Exercise =>
From the entries below, copy every line that holds the word "Scenario".
[start Given data]
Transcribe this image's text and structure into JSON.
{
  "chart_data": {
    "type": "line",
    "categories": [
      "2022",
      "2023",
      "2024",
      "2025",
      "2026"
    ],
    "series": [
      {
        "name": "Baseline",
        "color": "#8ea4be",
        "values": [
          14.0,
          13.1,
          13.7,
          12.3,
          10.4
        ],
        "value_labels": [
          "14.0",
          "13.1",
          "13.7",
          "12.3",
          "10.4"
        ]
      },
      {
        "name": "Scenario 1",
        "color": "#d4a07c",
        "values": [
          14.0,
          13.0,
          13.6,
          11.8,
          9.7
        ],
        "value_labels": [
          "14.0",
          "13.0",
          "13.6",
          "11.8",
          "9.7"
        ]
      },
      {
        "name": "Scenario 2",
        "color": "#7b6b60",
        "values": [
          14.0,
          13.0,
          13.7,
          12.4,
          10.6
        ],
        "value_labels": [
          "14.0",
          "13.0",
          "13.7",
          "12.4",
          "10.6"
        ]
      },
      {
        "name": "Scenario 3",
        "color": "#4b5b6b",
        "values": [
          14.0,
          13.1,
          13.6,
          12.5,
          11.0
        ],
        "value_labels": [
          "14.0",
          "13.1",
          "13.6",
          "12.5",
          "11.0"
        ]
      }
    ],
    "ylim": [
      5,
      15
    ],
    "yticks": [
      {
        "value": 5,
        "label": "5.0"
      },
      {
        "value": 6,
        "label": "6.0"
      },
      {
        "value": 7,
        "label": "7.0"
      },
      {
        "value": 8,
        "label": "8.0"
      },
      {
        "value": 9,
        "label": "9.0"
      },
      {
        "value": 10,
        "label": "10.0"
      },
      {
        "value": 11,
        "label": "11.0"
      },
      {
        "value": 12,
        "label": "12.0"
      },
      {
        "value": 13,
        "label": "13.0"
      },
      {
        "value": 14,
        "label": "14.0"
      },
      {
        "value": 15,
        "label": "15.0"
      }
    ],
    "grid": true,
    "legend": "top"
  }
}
[end Given data]
Reply =>
        "name": "Scenario 1",
        "name": "Scenario 2",
        "name": "Scenario 3",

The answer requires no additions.